▶ **SELECTED EXCERPT**:
It's not that working with unnamed branches in git seems complicated, it's that it seems opposite to how I, and by extension, other people work. Now, obviously that assumption of mine doesn't hold true, otherwise we wouldn't be having this discussion, but going back to my Google docs example, staring at a page of documents called Untitled document isn't helpful, so in my mind, there's just a bit of digital hygiene that's necessary under any system.
> I really recommend having a look at the output of `jj log`, because I think then it'll be a lot clearer what I mean when I say that it's not hard to figure out what the right commit is.
You tell me which commit I want from this `jj log` output:
The effort to label those with `jj describe` what "nrqwxvzl" is vs "nkuswmkt" could just as well be put into using named branches.
Again, I'm not trying to die on a "git is easy to use" hill, because it isn't. My point was that "> these two states look completely identical" isn't true if you setup PS1 to tell you what state you're in.
jj gets a lot of things right, there's no panicking that work got lost. That is a big deal! The emotion toll that the possibility of that happening with git causes on new users is hard to understate. It's hard to not be scared of git after you've lost hours of work after running the wrong command.
I didn't raise $17m to build what comes after git, although I've thought a lot about that problem. Improvements in that area are welcome, and the easier it is for people to work with stacked change sets and branches, globally, can only be a good thing. I can't make everyone else get as good at git as I am (or better!), so I welcome better tooling.
I don't understand your example. Why haven't you added commit messages? Would you do that with git? In what situation are you creating different branches like that and not using either `jj commit` or `jj describe`?
Sometimes it seems to me that's only in SWE we allow people to proceed in the workplace without any training. There's enough learning material that people should take a week or something to practice git and not be git novice anymore.
Or you make tools that are easier to use, so that you can spend that week learning something more useful than the finicky details of branch vs detached head checkouts.
Don't get me wrong, git has some accidental complexity (as will any tool introduced, including what I am seeing with jj). But a lot of it is just incidental complexity. It doesn't matter how much lipstick you put on it, at the end of the day some concepts need to be learned.

▶ **INFORMATION SHOWN**:

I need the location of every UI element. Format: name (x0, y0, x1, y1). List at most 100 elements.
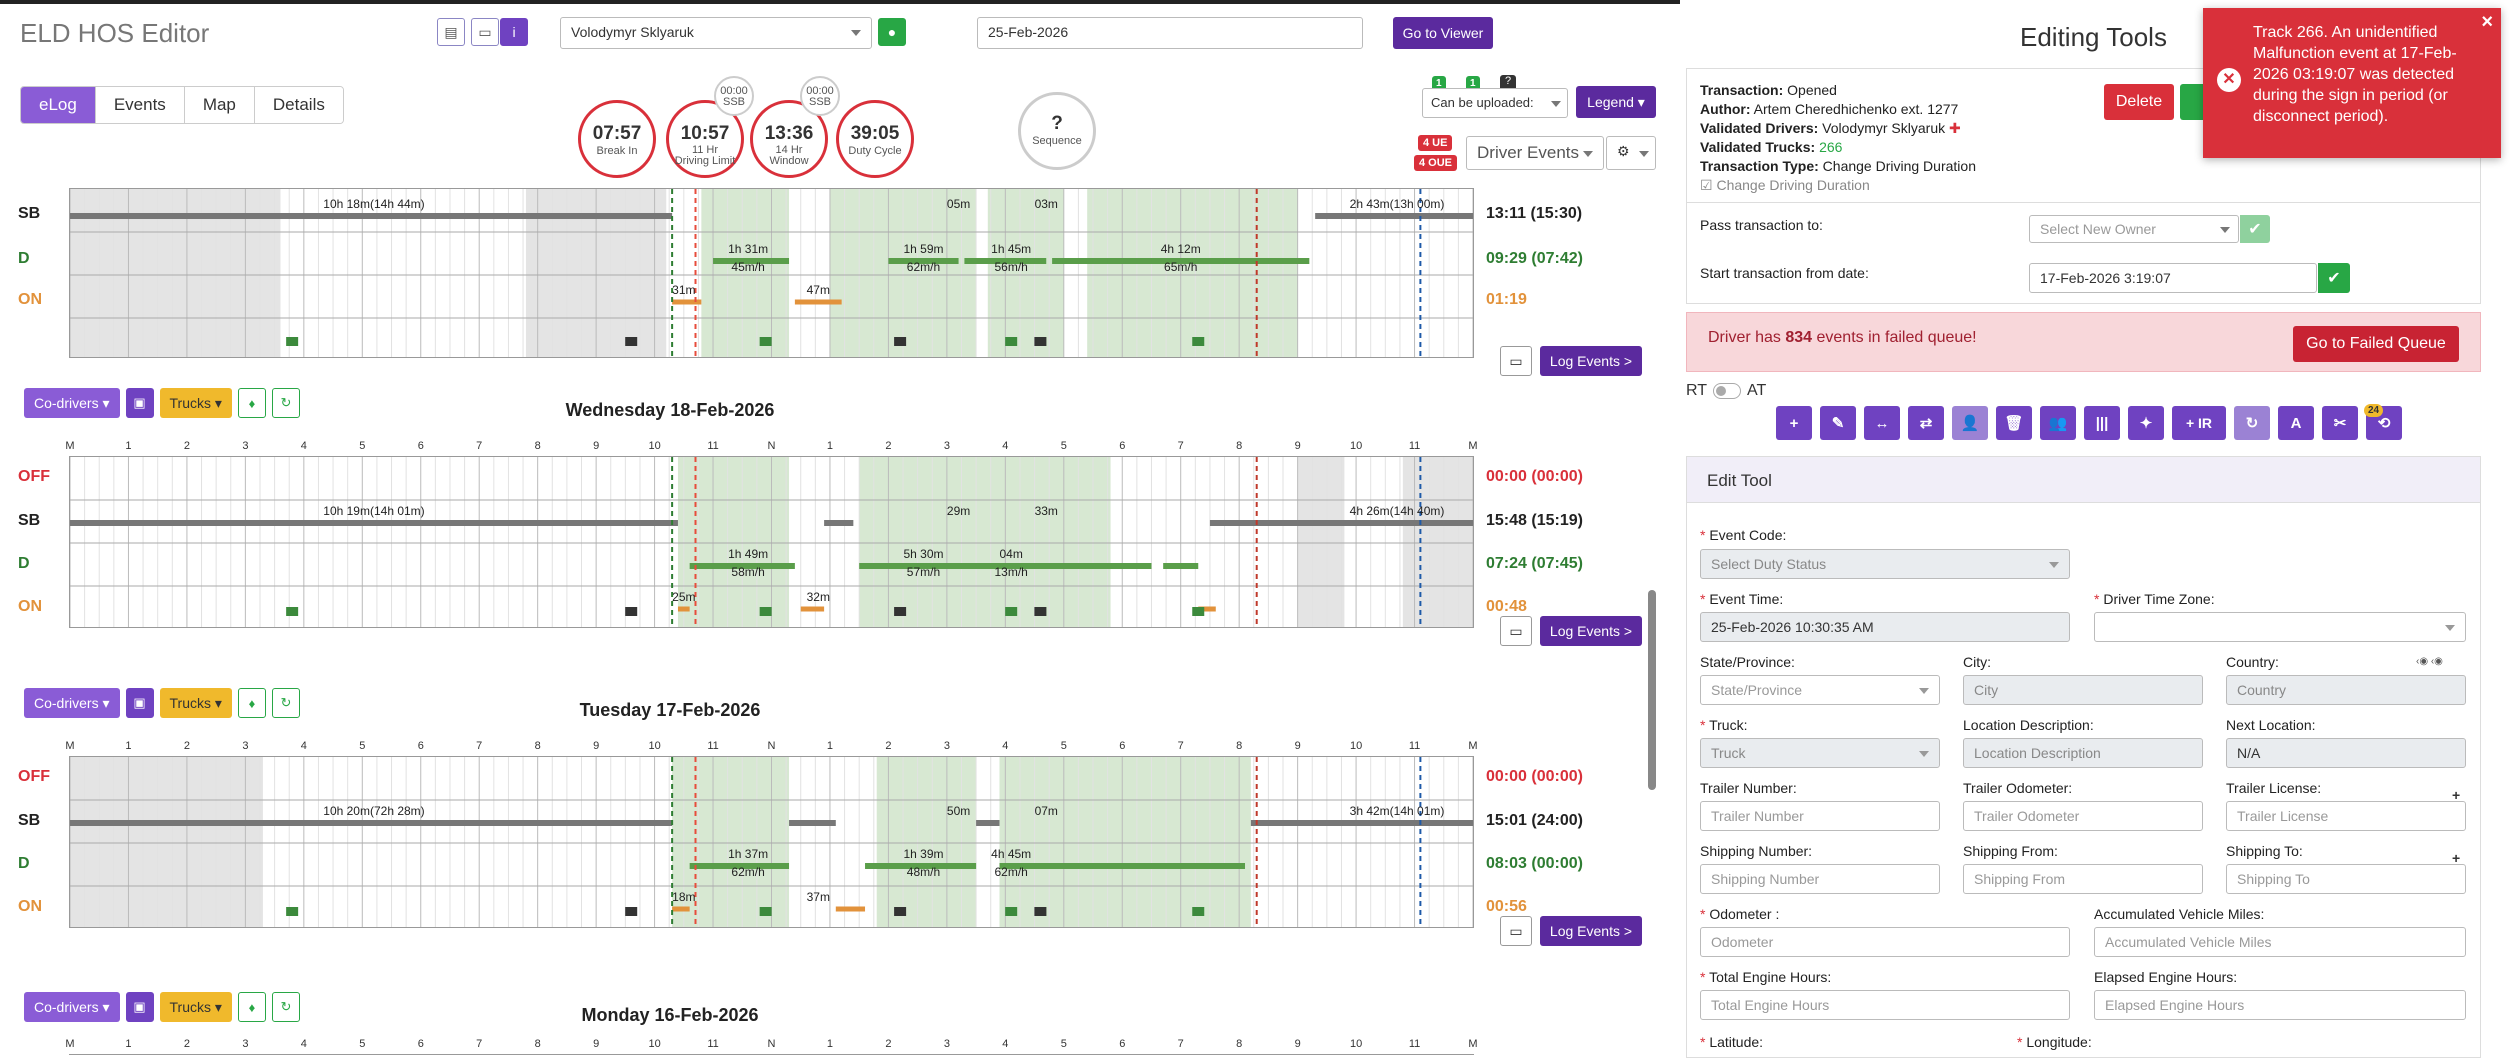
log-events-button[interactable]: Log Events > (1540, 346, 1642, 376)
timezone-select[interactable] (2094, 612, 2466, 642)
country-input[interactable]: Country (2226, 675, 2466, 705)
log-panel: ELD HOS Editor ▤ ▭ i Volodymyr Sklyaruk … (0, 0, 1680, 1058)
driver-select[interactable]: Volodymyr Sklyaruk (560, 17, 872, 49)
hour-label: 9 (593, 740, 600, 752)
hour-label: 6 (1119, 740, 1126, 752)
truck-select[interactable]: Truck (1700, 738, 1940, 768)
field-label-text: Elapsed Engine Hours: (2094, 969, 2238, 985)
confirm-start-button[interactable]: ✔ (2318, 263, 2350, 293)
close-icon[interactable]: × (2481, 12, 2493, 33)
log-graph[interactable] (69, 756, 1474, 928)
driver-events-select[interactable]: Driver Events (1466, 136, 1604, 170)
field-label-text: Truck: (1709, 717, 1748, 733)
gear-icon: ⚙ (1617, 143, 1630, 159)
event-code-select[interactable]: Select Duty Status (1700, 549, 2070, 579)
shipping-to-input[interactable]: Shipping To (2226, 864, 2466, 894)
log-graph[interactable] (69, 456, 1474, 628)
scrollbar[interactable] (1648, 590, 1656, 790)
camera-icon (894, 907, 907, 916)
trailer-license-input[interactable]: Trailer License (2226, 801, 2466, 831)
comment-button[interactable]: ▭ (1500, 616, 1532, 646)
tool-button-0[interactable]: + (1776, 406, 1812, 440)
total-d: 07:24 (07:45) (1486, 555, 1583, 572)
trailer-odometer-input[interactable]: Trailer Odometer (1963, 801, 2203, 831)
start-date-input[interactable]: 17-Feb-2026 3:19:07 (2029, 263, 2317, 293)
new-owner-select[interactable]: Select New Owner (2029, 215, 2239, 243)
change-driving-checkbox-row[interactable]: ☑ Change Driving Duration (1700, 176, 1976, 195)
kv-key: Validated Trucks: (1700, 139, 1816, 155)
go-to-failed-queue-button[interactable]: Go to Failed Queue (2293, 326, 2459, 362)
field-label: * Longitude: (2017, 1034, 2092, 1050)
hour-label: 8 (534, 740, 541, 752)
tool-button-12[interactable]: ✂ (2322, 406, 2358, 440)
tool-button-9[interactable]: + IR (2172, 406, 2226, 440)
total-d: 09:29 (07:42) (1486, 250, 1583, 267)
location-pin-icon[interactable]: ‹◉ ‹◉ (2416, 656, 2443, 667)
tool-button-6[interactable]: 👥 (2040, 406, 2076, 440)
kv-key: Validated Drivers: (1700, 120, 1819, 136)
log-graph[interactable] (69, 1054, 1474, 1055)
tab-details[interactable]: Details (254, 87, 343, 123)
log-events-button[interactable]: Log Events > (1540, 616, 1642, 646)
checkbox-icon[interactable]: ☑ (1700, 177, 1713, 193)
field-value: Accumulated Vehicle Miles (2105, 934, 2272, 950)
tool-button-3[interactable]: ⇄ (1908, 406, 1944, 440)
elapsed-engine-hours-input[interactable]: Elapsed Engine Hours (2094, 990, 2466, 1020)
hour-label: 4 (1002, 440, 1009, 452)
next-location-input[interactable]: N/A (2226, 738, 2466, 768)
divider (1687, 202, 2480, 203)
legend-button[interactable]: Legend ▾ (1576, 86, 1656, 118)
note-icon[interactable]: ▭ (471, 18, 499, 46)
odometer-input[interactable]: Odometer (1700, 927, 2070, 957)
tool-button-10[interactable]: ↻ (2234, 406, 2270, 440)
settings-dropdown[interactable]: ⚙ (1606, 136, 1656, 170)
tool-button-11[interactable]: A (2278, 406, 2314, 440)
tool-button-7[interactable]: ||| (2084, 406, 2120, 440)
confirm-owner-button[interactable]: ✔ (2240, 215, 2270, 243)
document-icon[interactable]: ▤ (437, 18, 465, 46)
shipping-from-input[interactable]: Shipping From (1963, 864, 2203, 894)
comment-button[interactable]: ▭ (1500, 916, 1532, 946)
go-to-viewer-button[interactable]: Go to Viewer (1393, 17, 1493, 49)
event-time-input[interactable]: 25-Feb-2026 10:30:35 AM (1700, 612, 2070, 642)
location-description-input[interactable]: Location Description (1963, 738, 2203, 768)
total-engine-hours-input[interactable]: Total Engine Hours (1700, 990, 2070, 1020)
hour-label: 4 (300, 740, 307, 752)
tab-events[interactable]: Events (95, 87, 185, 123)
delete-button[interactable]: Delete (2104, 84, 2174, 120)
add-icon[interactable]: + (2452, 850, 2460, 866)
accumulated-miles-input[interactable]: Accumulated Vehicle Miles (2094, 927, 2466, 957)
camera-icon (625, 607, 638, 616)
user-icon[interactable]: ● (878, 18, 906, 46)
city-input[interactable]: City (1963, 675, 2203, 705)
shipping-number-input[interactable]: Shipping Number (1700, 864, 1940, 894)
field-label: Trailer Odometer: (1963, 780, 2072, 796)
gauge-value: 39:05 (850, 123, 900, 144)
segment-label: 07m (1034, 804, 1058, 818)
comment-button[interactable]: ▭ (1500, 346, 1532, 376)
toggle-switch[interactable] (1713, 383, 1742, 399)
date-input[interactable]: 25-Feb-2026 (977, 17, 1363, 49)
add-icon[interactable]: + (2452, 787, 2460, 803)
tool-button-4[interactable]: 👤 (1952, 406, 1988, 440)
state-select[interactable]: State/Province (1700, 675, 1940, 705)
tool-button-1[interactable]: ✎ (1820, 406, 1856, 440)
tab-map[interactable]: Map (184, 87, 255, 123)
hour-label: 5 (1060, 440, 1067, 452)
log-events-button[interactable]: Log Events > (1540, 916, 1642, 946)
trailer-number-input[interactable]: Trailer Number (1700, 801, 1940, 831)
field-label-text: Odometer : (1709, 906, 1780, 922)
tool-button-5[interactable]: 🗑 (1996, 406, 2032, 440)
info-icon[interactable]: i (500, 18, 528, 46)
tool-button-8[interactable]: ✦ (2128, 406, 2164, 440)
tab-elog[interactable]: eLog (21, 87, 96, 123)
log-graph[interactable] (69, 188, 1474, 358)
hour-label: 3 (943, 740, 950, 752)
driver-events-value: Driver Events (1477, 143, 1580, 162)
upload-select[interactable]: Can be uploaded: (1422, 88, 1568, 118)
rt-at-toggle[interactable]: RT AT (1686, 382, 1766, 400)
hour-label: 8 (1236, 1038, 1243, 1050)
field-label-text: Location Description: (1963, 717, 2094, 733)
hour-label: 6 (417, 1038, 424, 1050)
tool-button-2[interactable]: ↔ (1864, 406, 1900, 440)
---
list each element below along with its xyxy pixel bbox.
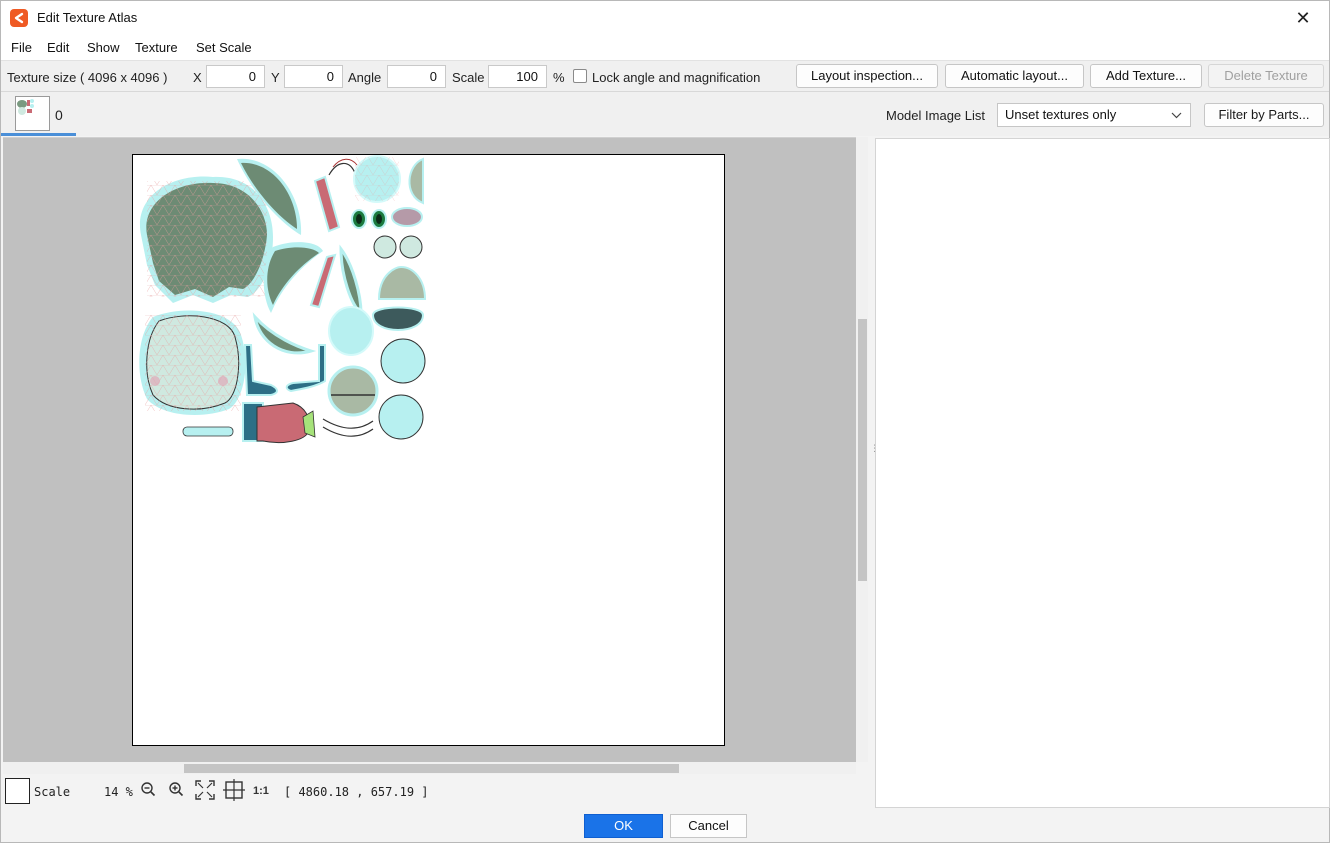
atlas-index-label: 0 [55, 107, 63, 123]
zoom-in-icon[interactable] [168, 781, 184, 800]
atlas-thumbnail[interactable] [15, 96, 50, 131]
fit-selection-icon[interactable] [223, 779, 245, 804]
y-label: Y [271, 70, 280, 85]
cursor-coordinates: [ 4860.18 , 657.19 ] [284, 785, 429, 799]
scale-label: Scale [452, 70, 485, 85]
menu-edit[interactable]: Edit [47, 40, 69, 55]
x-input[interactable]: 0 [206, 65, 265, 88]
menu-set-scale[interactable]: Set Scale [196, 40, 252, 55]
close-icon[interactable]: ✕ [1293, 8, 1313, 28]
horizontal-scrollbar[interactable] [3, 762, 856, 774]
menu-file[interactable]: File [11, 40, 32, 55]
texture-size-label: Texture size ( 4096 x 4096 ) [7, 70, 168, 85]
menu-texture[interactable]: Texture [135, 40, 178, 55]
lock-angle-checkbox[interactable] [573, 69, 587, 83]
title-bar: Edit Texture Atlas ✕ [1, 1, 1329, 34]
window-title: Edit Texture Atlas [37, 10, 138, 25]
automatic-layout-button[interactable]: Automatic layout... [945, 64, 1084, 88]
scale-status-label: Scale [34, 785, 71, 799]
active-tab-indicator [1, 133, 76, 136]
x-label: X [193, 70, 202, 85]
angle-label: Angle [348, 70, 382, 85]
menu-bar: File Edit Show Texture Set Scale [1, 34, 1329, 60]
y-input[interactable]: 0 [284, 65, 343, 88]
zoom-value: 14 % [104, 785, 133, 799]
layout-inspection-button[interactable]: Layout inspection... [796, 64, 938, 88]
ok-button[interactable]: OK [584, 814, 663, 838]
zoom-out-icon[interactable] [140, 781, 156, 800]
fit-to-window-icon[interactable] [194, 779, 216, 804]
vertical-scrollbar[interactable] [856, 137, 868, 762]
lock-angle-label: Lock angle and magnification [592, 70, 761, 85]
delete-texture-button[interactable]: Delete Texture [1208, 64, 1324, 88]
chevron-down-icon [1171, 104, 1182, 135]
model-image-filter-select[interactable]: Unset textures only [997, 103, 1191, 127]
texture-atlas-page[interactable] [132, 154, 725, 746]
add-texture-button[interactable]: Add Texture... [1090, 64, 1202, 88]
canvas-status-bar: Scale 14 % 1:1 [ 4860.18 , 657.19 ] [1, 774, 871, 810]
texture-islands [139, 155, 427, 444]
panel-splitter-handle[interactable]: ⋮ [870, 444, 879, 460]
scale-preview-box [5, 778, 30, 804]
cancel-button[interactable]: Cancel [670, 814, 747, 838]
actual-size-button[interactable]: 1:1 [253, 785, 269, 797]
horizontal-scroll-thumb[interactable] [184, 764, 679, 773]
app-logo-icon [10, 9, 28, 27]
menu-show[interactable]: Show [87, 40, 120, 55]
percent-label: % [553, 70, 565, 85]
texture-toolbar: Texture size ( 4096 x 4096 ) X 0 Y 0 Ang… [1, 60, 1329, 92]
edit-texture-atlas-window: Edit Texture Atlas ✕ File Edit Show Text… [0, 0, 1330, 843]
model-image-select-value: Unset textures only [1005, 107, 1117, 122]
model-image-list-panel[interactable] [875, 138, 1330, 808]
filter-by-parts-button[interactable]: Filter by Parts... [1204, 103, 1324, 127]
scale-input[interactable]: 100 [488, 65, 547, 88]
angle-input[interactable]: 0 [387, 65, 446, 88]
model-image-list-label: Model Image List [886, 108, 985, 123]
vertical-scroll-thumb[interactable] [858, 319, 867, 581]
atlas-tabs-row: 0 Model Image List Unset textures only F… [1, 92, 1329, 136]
--
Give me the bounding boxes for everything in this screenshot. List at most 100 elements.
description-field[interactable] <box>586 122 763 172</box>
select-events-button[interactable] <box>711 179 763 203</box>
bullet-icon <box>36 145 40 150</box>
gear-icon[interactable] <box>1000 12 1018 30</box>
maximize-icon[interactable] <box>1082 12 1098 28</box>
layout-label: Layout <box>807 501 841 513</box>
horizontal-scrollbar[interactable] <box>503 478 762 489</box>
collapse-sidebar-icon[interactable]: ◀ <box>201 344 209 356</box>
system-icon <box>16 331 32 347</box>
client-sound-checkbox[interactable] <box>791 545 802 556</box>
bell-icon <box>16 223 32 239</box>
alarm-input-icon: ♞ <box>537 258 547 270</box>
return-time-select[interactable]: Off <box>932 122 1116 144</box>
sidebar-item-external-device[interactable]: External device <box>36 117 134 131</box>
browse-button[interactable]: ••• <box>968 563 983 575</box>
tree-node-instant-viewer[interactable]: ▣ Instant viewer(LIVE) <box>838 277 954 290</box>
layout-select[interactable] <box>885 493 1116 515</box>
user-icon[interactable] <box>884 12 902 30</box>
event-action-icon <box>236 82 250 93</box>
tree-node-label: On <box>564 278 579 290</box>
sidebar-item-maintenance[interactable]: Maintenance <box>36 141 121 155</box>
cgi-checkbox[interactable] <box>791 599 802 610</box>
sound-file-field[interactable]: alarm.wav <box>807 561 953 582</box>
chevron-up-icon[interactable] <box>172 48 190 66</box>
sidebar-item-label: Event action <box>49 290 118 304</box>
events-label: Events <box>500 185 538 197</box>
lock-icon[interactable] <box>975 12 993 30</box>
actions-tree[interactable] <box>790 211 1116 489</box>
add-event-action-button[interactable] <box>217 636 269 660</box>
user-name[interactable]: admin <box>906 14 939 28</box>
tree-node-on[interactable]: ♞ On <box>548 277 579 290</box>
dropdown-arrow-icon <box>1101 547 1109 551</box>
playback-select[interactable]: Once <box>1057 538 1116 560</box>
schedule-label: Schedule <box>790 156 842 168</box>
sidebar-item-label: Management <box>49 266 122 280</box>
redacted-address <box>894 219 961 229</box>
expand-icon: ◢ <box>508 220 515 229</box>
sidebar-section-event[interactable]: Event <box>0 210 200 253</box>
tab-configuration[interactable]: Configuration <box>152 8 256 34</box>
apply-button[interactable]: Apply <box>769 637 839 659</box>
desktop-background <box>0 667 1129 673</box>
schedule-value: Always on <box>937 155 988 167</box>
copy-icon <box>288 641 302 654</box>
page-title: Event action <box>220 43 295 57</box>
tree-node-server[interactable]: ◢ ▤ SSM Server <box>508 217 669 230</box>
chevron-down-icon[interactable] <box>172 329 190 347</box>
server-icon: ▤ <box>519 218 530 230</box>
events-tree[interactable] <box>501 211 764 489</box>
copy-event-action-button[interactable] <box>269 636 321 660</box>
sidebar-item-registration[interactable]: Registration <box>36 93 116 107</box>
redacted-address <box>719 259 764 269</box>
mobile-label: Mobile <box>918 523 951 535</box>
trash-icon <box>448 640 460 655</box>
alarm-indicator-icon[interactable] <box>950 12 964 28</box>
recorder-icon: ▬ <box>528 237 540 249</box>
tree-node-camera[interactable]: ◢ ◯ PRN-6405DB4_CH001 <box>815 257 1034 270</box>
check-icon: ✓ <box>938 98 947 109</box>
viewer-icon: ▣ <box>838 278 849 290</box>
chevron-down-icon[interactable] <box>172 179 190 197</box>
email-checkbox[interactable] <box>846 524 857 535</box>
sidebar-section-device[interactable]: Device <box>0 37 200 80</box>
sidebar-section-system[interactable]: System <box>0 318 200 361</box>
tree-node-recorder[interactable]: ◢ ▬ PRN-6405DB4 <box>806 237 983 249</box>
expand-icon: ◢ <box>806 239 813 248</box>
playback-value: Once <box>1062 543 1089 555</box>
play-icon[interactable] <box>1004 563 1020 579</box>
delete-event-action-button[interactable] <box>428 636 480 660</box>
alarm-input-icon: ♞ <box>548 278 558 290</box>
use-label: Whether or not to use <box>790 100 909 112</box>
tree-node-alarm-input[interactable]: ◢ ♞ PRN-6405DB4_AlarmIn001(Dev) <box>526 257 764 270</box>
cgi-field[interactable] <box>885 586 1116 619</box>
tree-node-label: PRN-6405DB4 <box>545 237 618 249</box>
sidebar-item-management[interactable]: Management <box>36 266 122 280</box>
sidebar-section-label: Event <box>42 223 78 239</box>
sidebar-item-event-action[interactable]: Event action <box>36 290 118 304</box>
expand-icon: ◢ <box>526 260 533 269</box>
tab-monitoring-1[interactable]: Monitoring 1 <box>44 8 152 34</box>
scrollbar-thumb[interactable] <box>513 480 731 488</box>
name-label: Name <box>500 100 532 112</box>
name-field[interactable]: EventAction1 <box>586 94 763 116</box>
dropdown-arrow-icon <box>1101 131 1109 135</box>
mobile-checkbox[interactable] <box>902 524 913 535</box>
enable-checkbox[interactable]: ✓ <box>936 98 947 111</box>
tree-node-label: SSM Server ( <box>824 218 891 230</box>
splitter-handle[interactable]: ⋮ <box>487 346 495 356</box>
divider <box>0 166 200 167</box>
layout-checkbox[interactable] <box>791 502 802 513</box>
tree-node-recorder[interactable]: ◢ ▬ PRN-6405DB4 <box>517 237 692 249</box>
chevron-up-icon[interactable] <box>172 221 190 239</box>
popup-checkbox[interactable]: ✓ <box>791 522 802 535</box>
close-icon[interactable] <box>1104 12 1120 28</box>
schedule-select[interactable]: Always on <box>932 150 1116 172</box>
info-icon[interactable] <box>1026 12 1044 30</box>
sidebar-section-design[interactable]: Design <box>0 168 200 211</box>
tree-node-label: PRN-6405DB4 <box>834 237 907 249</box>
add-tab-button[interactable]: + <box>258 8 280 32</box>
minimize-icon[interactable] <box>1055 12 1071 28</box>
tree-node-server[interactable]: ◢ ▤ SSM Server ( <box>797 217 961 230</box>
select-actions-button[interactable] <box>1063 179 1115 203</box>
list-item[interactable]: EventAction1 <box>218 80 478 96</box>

▶ **WRITTEN PROBLEM 1**:
Write out every one of the entries from the line containing "346, 1642, 376)" down to the line containing "log-panel: ELD HOS", with both of those lines included.
▶ **WRITTEN PROBLEM 2**:
Continue the discussion comparing jj with git, starting after its last sentence.

▶ **WRITTEN REPLY 1**:
log-events-button[interactable]: Log Events > (1540, 346, 1642, 376)
timezone-select[interactable] (2094, 612, 2466, 642)
country-input[interactable]: Country (2226, 675, 2466, 705)
log-panel: ELD HOS Editor ▤ ▭ i Volodymyr Sklyaruk … (0, 0, 1680, 1058)

▶ **WRITTEN REPLY 2**:
Did you mean inherent complexity instead of incidental complexity?
I think the inherently complex things in git are (1) the content-accessible object store, snapshots, plus the merkel tree approach to keeping track of commits and parenthood, (2) merges, rebases, and resolving conflicts between two different changes with a common ancestor, (3) possibly syncing commits between different remotes, although I think Git's approach adds accidental complexity to the problem as well.
Everything else is a question of the user interface: how you choose to show a commit, how you choose to update the project files, how you choose to let people create new commits, etc. And I think the Git CLI is a poor user interface in a lot of places. There are a lot of features which are really powerful but difficult to use, whereas actually they could be just as powerful but far more intuitive to use.
In fairness, this is no slight to the Git developers - they are improving a lot of that interface all of the time. And finding a simpler interface is often a lot more hard work than finding the complicated interface, and I don't think I would have figured out how to create something like jj until I'd seen it before.
I think you need to setup something like magit, tig, and maybe lazy git, to truly see the power of git. Most people don't do version control other than snapshotting things every once in a while. They might as well use git inside cron.
A patch is an idea to take the code from a state to another state. It contains both the mechanical work, the intent, and extra metadata. It's essential when doing distributed development work over a single code base. A git repo is a node and it lets you accept and produce new message to the other nodes.
If you care about the state of the canonical repo, you want every step to be able to compile/build/be verified. So that means accepting good patches from everyone else.
But the work of producing new patches can be messy. But you still need to track each steps, branch off to do experiments, catchup with new updates to the foundational model of the code,...
The design of how git store information makes all those operations simple while giving you the maximum control over them. But there's one mechanism that is kinda the bane of every novice: diffing and patching. Because git doesn't store the file deltas. It stores the changed files. Diffing is the interface for inspecting the changes and patching is how those changes are propagated to files.
The default diff mechanism relies heavily on lines. Which suits most programming languages as a line is often the unit of intent. Conflict occurs when git detect that two diffs is trying to alter the same section of the files. It's actually a solution mechanism instead of a problem as most novices see it.
But I don't blame them as a lot of novice don't have experience with reading diff files or use the patch tool to apply such changes. The tree of commits and object store is more easily explained (although it rarely get explained). But a lot of fellows I met are genuinely terrified of resolving conflicts, because they can't read diff files.
I genuinely think that git is an awesome tool. But you need to get familiar with some concepts like: What a commit is, what a branch is actually, why HEAD is important,... The operations like fetch, pull, push, rebase, cherry-pick, commit, checkout,... become way more obvious.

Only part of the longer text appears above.